Each record below should be output verbatim, without pictures.

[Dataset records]
------

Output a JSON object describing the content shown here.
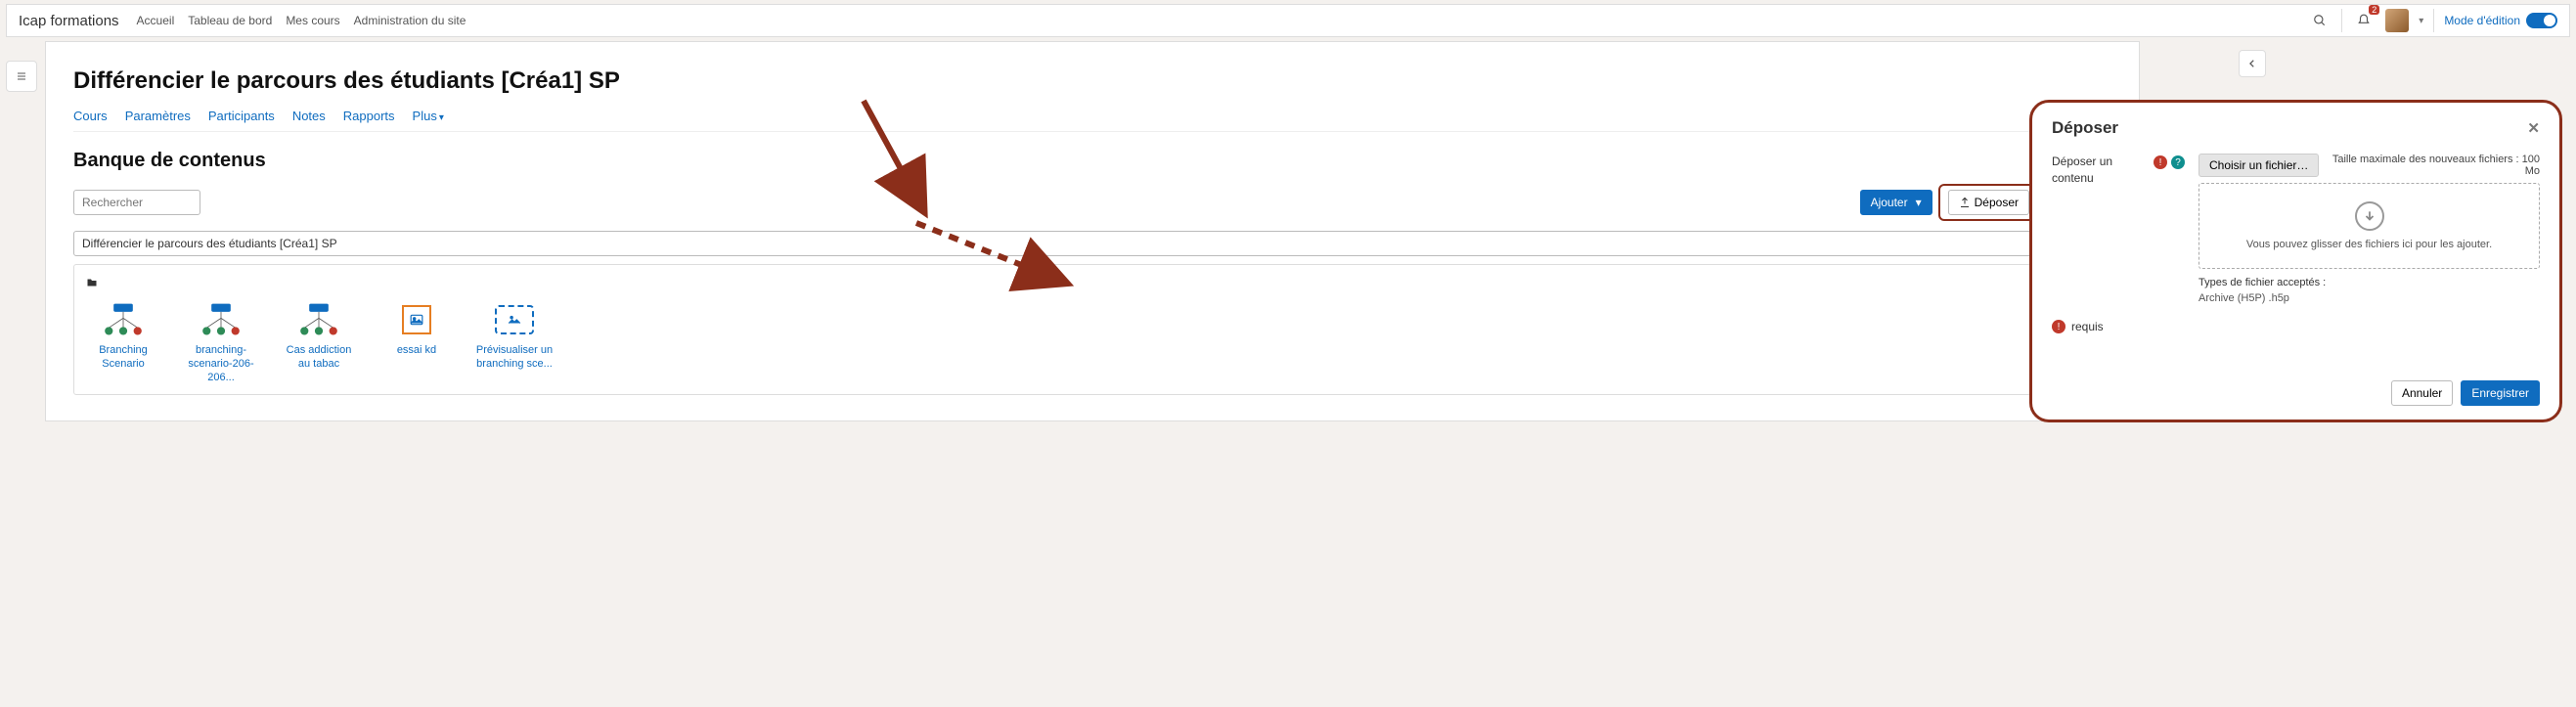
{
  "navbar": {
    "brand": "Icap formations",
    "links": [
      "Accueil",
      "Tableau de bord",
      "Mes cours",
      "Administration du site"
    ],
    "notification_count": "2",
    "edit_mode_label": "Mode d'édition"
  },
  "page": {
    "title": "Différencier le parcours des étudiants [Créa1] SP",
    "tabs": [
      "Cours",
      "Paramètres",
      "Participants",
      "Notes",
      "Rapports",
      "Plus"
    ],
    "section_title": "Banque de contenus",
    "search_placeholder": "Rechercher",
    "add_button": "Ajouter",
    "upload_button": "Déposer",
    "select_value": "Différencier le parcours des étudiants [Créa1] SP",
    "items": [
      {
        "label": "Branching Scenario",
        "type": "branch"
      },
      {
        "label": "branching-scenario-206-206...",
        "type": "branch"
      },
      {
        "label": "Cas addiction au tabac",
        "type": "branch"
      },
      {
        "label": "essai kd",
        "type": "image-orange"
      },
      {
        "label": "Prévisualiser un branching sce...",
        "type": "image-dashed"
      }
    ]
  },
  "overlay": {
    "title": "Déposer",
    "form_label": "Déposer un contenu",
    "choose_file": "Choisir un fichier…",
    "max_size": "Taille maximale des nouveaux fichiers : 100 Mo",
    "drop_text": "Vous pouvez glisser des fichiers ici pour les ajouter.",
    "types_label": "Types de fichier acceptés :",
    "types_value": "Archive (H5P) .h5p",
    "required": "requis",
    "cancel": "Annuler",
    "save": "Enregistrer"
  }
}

------

__WRITTEN REPLY__:
Output a JSON object describing the content shown here.
{
  "navbar": {
    "brand": "Icap formations",
    "links": [
      "Accueil",
      "Tableau de bord",
      "Mes cours",
      "Administration du site"
    ],
    "notification_count": "2",
    "edit_mode_label": "Mode d'édition"
  },
  "page": {
    "title": "Différencier le parcours des étudiants [Créa1] SP",
    "tabs": [
      "Cours",
      "Paramètres",
      "Participants",
      "Notes",
      "Rapports",
      "Plus"
    ],
    "section_title": "Banque de contenus",
    "search_placeholder": "Rechercher",
    "add_button": "Ajouter",
    "upload_button": "Déposer",
    "select_value": "Différencier le parcours des étudiants [Créa1] SP",
    "items": [
      {
        "label": "Branching Scenario",
        "type": "branch"
      },
      {
        "label": "branching-scenario-206-206...",
        "type": "branch"
      },
      {
        "label": "Cas addiction au tabac",
        "type": "branch"
      },
      {
        "label": "essai kd",
        "type": "image-orange"
      },
      {
        "label": "Prévisualiser un branching sce...",
        "type": "image-dashed"
      }
    ]
  },
  "overlay": {
    "title": "Déposer",
    "form_label": "Déposer un contenu",
    "choose_file": "Choisir un fichier…",
    "max_size": "Taille maximale des nouveaux fichiers : 100 Mo",
    "drop_text": "Vous pouvez glisser des fichiers ici pour les ajouter.",
    "types_label": "Types de fichier acceptés :",
    "types_value": "Archive (H5P) .h5p",
    "required": "requis",
    "cancel": "Annuler",
    "save": "Enregistrer"
  }
}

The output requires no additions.